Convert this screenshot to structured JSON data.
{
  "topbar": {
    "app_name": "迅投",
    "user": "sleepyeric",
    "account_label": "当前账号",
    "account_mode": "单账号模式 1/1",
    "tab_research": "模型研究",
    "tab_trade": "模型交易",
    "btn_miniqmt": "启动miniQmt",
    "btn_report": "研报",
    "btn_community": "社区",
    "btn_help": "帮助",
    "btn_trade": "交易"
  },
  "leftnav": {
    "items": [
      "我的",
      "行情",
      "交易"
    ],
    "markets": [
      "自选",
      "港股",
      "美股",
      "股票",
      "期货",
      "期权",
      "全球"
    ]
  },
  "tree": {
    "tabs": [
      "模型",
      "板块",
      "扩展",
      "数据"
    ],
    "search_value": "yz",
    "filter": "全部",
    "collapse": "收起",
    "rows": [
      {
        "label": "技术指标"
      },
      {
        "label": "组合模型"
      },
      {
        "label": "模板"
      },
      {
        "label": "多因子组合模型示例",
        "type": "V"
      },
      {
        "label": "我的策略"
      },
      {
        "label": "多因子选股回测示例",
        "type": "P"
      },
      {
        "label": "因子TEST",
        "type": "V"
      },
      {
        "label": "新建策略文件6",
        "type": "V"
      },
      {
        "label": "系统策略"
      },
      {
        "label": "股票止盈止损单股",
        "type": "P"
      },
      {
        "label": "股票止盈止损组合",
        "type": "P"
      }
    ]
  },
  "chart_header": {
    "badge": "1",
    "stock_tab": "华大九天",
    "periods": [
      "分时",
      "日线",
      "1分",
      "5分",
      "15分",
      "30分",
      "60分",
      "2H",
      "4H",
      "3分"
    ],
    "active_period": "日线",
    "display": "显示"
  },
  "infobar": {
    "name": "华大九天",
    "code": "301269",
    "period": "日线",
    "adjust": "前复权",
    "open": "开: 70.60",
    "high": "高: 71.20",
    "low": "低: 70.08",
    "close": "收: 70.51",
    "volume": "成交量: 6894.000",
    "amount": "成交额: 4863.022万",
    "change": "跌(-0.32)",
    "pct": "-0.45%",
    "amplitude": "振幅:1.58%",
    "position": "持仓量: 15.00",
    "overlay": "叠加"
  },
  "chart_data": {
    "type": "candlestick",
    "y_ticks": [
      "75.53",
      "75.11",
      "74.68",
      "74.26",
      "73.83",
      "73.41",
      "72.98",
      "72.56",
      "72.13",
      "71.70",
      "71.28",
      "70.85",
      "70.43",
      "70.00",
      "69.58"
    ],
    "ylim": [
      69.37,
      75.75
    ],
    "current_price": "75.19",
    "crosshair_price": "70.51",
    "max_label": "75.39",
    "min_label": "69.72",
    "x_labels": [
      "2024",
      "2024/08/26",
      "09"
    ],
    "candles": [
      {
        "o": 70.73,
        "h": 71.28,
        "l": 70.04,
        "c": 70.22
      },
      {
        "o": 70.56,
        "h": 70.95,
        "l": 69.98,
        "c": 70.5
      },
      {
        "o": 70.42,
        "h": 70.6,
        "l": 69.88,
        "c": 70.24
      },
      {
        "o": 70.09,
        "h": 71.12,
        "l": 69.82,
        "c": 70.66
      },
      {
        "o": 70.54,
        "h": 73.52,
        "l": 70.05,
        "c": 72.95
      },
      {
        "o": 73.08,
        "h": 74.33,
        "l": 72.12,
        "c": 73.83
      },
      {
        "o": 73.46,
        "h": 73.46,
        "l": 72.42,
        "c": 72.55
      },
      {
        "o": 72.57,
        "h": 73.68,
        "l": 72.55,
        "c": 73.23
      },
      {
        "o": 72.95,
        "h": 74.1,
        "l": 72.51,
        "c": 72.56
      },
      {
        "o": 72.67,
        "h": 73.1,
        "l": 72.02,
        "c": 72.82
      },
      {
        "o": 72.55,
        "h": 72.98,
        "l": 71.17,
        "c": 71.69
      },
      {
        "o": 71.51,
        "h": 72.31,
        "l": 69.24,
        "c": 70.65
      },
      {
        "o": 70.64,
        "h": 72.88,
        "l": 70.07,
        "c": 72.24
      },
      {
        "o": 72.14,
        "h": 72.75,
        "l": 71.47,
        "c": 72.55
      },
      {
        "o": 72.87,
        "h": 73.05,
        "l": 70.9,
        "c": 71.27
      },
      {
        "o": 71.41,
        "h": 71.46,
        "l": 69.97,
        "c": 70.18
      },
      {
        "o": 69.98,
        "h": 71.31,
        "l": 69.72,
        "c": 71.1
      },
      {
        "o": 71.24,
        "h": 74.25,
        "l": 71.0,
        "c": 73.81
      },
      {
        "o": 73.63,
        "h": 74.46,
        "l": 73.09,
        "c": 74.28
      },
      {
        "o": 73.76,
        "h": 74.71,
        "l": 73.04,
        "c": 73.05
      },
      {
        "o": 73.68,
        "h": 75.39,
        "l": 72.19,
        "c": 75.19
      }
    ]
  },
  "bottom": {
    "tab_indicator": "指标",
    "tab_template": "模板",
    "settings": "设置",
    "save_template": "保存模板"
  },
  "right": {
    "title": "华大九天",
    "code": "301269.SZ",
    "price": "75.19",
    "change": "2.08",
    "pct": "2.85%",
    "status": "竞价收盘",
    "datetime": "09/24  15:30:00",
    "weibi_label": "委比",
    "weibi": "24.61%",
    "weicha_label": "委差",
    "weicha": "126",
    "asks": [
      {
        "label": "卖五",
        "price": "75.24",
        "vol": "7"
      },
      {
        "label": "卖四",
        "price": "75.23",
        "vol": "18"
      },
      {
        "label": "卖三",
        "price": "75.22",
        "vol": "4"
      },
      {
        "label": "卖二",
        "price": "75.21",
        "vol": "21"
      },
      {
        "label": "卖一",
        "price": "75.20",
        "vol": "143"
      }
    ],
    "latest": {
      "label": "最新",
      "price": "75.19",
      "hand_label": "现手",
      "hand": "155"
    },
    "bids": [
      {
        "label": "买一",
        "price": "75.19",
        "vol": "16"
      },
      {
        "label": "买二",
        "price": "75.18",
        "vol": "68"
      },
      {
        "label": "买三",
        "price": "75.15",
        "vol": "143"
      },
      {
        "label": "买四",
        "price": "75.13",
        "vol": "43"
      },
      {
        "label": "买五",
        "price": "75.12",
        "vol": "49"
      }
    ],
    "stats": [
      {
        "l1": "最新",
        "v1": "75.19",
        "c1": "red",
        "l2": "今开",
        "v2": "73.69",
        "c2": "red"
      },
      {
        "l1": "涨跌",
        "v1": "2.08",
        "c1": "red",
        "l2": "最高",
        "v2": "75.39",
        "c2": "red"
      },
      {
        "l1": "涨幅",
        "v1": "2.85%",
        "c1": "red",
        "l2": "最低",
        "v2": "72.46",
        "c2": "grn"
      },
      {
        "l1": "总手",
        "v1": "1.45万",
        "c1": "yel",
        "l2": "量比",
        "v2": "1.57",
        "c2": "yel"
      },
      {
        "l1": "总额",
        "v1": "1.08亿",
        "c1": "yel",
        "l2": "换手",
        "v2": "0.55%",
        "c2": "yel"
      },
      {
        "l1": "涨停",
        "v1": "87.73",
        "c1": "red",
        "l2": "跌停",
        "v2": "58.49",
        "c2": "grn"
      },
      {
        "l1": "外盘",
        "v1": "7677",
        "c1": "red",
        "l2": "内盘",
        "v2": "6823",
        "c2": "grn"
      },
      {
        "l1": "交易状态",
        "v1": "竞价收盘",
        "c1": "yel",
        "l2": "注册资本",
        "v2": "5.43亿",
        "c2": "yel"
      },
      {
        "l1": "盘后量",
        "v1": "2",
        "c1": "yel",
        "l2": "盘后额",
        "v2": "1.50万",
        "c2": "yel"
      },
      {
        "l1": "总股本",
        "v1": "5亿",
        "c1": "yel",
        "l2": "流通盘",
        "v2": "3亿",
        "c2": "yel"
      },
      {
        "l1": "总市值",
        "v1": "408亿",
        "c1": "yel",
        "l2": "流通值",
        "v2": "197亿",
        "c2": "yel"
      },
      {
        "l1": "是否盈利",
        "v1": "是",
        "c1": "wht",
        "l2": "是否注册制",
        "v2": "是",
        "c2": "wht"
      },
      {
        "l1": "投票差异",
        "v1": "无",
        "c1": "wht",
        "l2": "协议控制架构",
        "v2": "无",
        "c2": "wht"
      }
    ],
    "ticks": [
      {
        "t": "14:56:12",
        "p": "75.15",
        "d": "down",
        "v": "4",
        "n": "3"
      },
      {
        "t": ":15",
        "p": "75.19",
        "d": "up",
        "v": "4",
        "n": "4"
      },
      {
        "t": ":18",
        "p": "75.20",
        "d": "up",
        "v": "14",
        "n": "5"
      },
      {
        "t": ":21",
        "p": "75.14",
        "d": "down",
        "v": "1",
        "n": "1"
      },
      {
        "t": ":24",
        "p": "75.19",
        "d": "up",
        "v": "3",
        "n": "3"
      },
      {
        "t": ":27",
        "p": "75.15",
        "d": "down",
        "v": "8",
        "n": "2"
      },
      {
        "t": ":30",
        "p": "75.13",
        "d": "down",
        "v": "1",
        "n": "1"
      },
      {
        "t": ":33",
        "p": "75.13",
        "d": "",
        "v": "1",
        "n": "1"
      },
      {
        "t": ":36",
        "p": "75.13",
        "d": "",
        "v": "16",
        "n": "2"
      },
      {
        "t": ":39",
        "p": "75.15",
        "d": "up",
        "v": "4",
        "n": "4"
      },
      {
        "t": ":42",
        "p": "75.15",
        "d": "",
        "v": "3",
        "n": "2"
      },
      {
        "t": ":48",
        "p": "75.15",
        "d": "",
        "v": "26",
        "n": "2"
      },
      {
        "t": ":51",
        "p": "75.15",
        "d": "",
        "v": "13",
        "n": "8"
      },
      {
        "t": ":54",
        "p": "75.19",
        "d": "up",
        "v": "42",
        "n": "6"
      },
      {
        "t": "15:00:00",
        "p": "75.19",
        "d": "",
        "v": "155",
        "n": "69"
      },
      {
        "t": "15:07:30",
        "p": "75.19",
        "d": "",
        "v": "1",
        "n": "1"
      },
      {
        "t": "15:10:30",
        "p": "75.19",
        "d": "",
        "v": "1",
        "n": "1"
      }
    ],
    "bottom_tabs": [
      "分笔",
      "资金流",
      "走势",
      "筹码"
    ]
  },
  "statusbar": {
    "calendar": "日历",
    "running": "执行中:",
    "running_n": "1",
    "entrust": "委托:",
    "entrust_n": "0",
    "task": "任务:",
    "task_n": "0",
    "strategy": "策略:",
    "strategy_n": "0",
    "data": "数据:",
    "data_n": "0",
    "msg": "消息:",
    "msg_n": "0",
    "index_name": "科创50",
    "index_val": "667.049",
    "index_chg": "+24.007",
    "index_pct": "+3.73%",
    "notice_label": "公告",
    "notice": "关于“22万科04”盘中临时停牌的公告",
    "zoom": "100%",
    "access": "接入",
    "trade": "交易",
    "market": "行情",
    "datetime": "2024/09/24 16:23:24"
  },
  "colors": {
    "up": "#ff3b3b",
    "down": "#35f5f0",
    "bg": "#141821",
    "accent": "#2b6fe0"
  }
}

========================================================================

■ **Requirements**: Of the lines in the data above, how many contain the word "datetime"? Give only that figure.

■ **Expected output**: 2